-- start of Provided text --

Classic ML models (linear regression) provide the best results for very short-term forecasts considering the maximum forecast time horizon in each scenario. For example, linear regression provides best results at T-0 for a forecast time-horizon of 24 h, the same happens for a time horizon of 168 h (Figure A2 in Appendix A), and is among the best result models for T-0, T-23 and T-167 for a time horizon of 720 h (Figure A3 in Appendix A).

It is important to note that the ML models do not produce a multi-output prediction. Therefore, it is necessary to create a specific predictor for each predicted value. This is the reason for the good behavior of these models in short-term forecasts. The interesting point is that for long-term forecasts, a single DL, AE, or CWQFNN model can produce better forecasts than many ML models, each trained on a specific expected output. A possible explanation for this behavior is that the further the forecast is in time, the relationship between predictors and outputs is less linear, and the correlation between outputs is more relevant.

(c).

Seq2seq+ attention gives better results than Seq2seq. They present excellent results for very short-term forecasts and poor results for average and longer-term forecasts. Seq2seq models only have results for a value of $f$ equal to 45. For a value of $f$ equal to 1, the network had difficulties converging, and the results were poor (Figure A1 in Appendix A). The combination of CNN and LSTM layers provides poor results for Seq2seq models, while pure recurring networks with one or two LSTM layers provide the best results.

(d).

DL models provide good average performance metrics. The best models are simple combinations of LSTM and FC layers (e.g., 1 LSTM + 1 FC), sequences of a few FC layers (e.g., 6 FC), and simple combinations of 1D-CNN and LSTM layers (e.g., 2 1D-CNN+ 1 LSTM + 1 FC). The architectures with 2D-CNN layers provide poor results.

(e).

-- end of Provided text --
-- start of Data supplied --

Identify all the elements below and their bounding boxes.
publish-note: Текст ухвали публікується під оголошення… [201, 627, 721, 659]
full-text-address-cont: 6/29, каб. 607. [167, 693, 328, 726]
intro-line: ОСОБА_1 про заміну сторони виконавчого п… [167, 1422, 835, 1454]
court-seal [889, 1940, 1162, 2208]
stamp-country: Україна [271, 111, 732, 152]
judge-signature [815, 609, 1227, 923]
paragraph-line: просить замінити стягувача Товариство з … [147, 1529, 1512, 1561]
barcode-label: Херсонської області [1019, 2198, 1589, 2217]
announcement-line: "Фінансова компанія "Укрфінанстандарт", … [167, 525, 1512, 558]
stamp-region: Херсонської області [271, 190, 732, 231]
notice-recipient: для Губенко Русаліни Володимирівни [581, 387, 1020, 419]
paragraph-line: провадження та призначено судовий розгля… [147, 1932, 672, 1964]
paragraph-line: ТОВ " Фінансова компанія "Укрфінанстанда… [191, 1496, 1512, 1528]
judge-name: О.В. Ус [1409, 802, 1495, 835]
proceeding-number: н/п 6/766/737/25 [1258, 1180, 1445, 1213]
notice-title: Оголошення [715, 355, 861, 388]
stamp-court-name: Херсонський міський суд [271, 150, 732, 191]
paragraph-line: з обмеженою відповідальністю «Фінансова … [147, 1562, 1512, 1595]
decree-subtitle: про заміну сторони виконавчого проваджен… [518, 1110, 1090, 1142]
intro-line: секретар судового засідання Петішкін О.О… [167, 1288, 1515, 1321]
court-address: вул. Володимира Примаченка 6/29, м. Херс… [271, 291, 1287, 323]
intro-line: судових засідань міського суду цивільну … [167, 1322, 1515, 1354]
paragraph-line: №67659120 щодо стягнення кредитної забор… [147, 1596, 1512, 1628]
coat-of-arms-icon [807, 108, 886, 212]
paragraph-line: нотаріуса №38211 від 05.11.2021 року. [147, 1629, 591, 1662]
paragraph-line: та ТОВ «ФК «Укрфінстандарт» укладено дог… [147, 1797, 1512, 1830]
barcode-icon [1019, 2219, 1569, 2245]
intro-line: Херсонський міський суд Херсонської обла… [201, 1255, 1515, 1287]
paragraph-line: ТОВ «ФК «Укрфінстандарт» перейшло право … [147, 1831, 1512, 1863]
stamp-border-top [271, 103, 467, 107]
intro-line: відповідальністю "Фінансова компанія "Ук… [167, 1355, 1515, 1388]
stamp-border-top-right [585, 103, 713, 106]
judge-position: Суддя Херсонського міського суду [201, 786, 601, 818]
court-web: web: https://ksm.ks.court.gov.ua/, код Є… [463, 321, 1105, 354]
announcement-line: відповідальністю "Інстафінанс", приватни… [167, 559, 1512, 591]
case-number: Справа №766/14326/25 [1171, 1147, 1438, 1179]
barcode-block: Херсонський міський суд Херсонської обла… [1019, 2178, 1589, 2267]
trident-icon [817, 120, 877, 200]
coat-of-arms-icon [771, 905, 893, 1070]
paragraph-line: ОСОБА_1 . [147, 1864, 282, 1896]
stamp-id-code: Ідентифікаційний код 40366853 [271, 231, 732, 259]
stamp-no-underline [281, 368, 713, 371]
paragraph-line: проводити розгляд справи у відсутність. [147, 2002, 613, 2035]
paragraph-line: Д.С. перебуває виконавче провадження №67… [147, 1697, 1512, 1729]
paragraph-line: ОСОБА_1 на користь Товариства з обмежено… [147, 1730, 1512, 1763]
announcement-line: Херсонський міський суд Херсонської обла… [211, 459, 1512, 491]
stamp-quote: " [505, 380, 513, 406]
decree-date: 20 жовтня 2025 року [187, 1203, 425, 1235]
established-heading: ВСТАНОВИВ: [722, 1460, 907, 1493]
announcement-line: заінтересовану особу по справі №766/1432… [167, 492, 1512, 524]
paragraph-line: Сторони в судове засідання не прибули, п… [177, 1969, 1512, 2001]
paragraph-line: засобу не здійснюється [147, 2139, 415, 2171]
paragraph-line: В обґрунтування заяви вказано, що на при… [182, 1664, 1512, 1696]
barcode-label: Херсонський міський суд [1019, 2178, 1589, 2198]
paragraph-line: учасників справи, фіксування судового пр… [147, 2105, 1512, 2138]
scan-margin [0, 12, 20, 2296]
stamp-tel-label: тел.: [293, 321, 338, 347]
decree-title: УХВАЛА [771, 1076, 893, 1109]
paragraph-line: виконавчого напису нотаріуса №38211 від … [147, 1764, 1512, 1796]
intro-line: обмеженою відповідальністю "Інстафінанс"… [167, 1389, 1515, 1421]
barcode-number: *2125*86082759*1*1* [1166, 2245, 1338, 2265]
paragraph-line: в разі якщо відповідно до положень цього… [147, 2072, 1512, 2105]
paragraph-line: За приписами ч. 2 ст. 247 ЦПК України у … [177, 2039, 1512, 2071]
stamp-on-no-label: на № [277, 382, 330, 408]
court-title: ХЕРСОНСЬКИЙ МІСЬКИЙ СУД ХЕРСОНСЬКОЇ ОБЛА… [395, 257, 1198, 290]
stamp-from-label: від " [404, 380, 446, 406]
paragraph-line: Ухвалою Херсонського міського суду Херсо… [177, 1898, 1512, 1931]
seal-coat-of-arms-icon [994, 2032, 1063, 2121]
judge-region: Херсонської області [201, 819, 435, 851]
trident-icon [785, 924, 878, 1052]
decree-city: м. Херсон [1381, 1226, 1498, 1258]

-- end of Data supplied --

Requests »
1. For each statement below, say whether it agrees with the forecasting-model comparison, answering yes or no and quoting the words that settle it:
(a) Seq2seq models have results only for a value of f equal to 45.
(b) Architectures with 2D-CNN layers give good results.
(c) The ML models produce a multi-output prediction.
2. Please answer these questions from the forecasting-model comparison:
(a) Which model gives the best results at T-0 for a forecast time-horizon of 24 h?
(b) What happened to the network for a value of f equal to 1?
(c) Which gives better results, Seq2seq or Seq2seq+ attention?
3. Continue the forecasting-model comparison from the point where it stops.

Outputs for the tasks »
1.
(a) Yes: "Seq2seq models only have results for a value of $f$ equal to 45."
(b) No: "The architectures with 2D-CNN layers provide poor results."
(c) No: "It is important to note that the ML models do not produce a multi-output prediction."

2.
(a) Linear regression.
(b) It had difficulties converging, and the results were poor.
(c) Seq2seq+ attention.

3.
Additive ensemble (AE) deep learning models are excellent performance architectures for long-term forecasting and average results. There is not much difference in performance between the AE architecture with Identical and Independent blocks, but considering its greater simplicity, we can justify that the Identical blocks architecture is the one that offers the best results. AE models perform best with blocks composed of a few FC layers repeated a small number of times (e.g., (3 FC)*5) and simple combinations of LSTM and FC layers also repeated a small number of times (e.g., (1 LSTM + 1 FC)*5).

The good behavior of the AE deep learning models is related to a better exploration in the solution space due to the independent random initialization of each block in the ensemble [36,37]. This explanation better justifies the good behavior that the ability of AE models to reduce overfitting given that all the regularization techniques used (drop-out, batch normalization, weight sharing) do not provide any performance improvement (Figure A1 in Appendix A), which indicates that the focus of this problem should not be on overfitting but on obtaining a sufficiently rich network structure that adjusts to the characteristics of the data.

(f).

CWQFNN architectures present the best results for average and long-term forecasting for almost all point forecast metrics. To achieve these results, the best base model is an AE-Identical blocks architecture with a small number of repeating blocks formed by a few FC layers (e.g., (3 FC)*5 or (4 FC)*5). The good behavior of this architecture is maintained for all forecast time horizons ($k$ = 24, 168, 720).

The median forecast of a CWQFNN architecture with a specific base model produces better results than the same stand-alone base model, i.e., not forming part of a CWQFNN architecture. It is important to analyze the possible reasons why a model that produces good prediction results improves by being part of a CWQFNN architecture as a base model. It is worth noting that this improvement is highly dependent on applying the correct weights to each of the pinball losses associated with each quantile (Section 4.3).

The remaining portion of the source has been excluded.